EXERCISE: State how many lines of the records contain the string "name". Give the number alone.

[Chart and figure data]
- - - -
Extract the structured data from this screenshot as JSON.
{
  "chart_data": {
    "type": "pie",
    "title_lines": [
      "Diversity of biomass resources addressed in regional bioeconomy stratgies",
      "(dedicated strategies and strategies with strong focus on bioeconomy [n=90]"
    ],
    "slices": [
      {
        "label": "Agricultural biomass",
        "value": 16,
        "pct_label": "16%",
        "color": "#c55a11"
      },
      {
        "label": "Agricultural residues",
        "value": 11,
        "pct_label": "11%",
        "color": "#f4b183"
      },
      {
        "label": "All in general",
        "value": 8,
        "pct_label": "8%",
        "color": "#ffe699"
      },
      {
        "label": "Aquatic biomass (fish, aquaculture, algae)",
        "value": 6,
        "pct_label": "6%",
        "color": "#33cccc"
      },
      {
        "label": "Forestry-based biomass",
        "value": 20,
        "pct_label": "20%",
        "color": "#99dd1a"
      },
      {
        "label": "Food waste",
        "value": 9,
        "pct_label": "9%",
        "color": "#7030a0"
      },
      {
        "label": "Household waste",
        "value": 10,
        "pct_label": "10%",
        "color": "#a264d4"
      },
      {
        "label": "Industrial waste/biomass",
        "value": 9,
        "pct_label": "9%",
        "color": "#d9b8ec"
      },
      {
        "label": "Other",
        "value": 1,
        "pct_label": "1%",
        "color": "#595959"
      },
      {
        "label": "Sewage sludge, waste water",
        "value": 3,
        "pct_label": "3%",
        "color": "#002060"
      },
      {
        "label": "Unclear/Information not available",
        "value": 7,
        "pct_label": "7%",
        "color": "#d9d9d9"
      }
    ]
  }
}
- - - -
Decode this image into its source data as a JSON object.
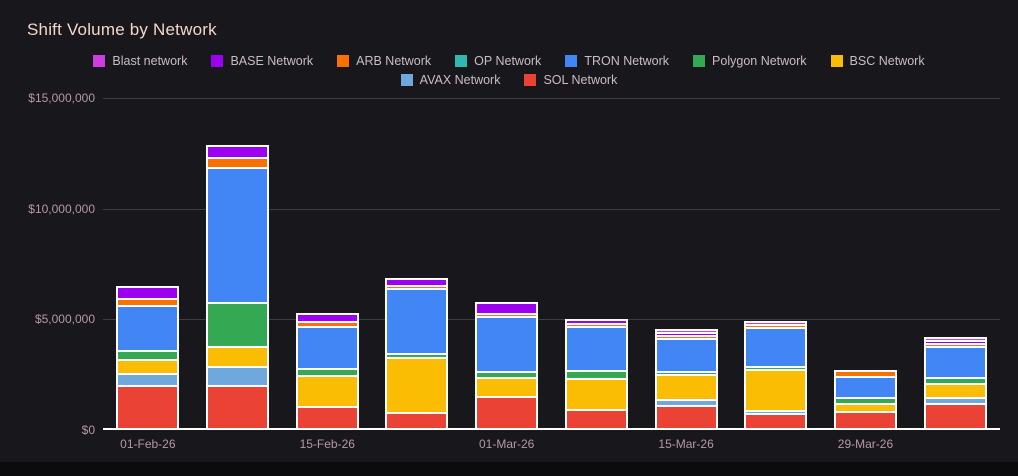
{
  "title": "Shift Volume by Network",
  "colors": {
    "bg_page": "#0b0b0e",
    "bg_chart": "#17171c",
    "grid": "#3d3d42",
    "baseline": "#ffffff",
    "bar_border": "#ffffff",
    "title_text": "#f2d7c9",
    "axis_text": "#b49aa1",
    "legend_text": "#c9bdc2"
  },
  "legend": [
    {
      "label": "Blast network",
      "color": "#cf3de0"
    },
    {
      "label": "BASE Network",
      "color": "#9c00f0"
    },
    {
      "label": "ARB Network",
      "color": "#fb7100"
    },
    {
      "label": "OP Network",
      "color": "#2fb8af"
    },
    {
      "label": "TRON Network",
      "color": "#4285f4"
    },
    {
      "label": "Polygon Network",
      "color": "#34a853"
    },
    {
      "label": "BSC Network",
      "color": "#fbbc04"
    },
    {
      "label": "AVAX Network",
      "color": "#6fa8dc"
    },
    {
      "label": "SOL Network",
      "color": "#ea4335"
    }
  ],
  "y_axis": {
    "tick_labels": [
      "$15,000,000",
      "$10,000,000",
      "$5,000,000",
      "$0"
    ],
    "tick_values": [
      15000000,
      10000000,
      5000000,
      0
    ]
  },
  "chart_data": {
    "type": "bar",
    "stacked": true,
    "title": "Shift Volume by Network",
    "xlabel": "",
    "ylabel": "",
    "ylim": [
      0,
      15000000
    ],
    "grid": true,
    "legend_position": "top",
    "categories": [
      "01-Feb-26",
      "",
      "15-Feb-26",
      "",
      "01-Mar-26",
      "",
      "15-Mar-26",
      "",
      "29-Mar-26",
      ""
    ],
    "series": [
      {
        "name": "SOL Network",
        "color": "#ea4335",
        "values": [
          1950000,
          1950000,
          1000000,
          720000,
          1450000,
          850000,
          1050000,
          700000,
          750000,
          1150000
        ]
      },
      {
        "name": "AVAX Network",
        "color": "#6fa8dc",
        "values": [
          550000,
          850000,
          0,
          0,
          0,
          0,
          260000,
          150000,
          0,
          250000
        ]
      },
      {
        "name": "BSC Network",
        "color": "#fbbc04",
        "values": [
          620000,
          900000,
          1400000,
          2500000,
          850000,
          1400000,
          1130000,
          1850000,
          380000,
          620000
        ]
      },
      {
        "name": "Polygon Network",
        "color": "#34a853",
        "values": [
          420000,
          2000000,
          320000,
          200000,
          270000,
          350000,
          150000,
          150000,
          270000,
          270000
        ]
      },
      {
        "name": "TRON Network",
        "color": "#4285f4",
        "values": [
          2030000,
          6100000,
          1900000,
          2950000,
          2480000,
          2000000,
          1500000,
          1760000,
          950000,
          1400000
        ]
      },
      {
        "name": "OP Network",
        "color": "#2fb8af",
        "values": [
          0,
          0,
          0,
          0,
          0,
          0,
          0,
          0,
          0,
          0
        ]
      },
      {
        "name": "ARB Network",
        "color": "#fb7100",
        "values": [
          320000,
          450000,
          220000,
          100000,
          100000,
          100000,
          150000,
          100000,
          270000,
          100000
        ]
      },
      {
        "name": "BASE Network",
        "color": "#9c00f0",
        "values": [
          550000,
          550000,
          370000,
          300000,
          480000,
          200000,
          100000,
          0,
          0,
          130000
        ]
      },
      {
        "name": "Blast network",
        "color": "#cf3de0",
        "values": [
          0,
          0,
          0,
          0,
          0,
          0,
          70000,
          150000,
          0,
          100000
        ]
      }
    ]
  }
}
- - - -
THE COMPLETED TASK: 9